• Required task
Please output the records below in full, exactly as given, but without the images.

>>>

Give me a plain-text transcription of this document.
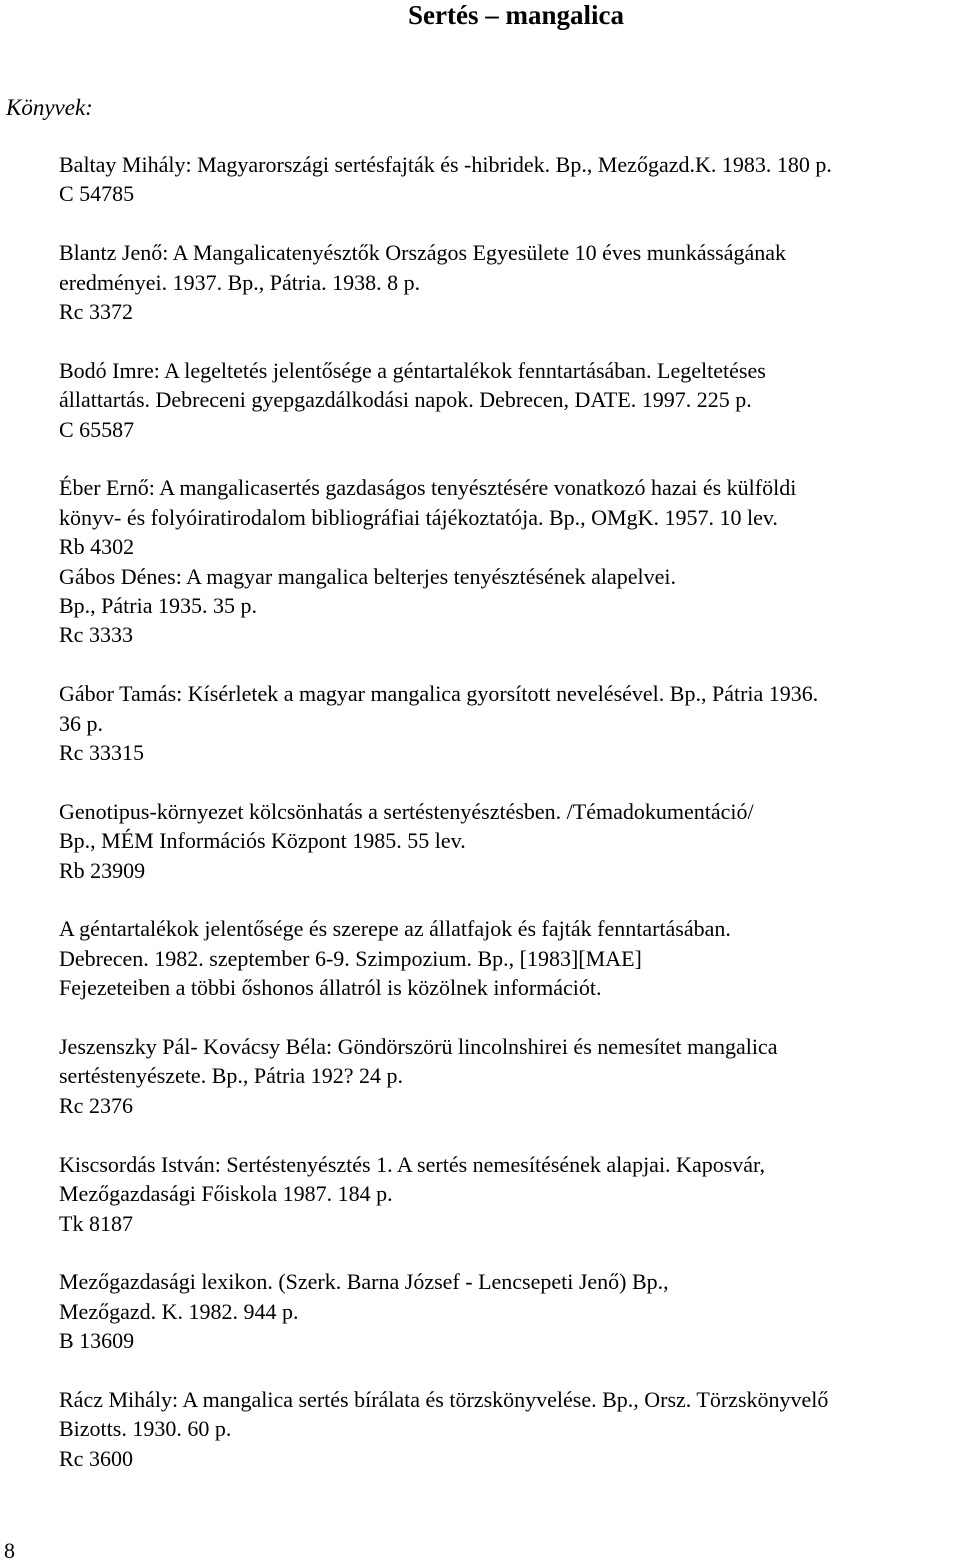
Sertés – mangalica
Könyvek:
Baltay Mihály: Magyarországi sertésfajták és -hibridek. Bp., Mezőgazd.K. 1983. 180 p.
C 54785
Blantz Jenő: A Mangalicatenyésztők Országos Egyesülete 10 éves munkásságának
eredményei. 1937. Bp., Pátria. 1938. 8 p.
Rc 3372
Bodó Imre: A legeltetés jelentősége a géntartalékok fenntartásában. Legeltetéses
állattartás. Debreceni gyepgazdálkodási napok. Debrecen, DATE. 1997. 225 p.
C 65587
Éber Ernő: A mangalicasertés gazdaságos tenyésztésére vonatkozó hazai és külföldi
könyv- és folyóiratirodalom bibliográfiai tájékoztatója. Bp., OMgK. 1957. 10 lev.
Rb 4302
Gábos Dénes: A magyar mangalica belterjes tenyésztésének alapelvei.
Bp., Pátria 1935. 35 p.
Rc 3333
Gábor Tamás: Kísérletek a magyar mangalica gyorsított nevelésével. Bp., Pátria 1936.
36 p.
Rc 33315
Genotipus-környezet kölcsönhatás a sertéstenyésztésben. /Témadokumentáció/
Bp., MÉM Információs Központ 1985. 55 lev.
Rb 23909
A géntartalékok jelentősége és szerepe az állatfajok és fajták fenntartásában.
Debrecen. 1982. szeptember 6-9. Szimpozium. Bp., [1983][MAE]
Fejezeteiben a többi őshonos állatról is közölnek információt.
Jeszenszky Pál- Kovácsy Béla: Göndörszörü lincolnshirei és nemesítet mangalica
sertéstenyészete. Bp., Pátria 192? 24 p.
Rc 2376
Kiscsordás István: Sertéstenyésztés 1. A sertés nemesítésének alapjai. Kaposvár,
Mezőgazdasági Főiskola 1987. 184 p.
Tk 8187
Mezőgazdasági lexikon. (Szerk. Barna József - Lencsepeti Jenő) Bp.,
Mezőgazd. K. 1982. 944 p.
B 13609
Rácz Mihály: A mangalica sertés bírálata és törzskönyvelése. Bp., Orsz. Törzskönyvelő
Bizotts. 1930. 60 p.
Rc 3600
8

<<<

• Solution for this problem
Give me a plain-text transcription of this document.
Sertés – mangalica
Könyvek:
Baltay Mihály: Magyarországi sertésfajták és -hibridek. Bp., Mezőgazd.K. 1983. 180 p.
C 54785
Blantz Jenő: A Mangalicatenyésztők Országos Egyesülete 10 éves munkásságának
eredményei. 1937. Bp., Pátria. 1938. 8 p.
Rc 3372
Bodó Imre: A legeltetés jelentősége a géntartalékok fenntartásában. Legeltetéses
állattartás. Debreceni gyepgazdálkodási napok. Debrecen, DATE. 1997. 225 p.
C 65587
Éber Ernő: A mangalicasertés gazdaságos tenyésztésére vonatkozó hazai és külföldi
könyv- és folyóiratirodalom bibliográfiai tájékoztatója. Bp., OMgK. 1957. 10 lev.
Rb 4302
Gábos Dénes: A magyar mangalica belterjes tenyésztésének alapelvei.
Bp., Pátria 1935. 35 p.
Rc 3333
Gábor Tamás: Kísérletek a magyar mangalica gyorsított nevelésével. Bp., Pátria 1936.
36 p.
Rc 33315
Genotipus-környezet kölcsönhatás a sertéstenyésztésben. /Témadokumentáció/
Bp., MÉM Információs Központ 1985. 55 lev.
Rb 23909
A géntartalékok jelentősége és szerepe az állatfajok és fajták fenntartásában.
Debrecen. 1982. szeptember 6-9. Szimpozium. Bp., [1983][MAE]
Fejezeteiben a többi őshonos állatról is közölnek információt.
Jeszenszky Pál- Kovácsy Béla: Göndörszörü lincolnshirei és nemesítet mangalica
sertéstenyészete. Bp., Pátria 192? 24 p.
Rc 2376
Kiscsordás István: Sertéstenyésztés 1. A sertés nemesítésének alapjai. Kaposvár,
Mezőgazdasági Főiskola 1987. 184 p.
Tk 8187
Mezőgazdasági lexikon. (Szerk. Barna József - Lencsepeti Jenő) Bp.,
Mezőgazd. K. 1982. 944 p.
B 13609
Rácz Mihály: A mangalica sertés bírálata és törzskönyvelése. Bp., Orsz. Törzskönyvelő
Bizotts. 1930. 60 p.
Rc 3600
8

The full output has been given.